**GOAL**: Report only how many lines hold the word "Acid".

++++ DATA TO PROCESS ++++

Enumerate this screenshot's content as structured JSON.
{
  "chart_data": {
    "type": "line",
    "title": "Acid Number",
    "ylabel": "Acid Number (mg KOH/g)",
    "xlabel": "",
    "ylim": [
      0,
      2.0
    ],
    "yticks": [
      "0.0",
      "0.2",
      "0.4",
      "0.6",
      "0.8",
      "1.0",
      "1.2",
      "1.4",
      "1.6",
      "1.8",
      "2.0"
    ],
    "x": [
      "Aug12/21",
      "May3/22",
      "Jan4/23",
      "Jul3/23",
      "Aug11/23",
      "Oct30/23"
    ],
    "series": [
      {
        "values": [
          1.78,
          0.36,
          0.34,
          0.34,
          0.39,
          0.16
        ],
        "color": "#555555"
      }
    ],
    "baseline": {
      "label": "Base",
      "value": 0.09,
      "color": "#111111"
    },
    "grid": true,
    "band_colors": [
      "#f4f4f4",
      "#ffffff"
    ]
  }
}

++++

**RESPONSE**: 2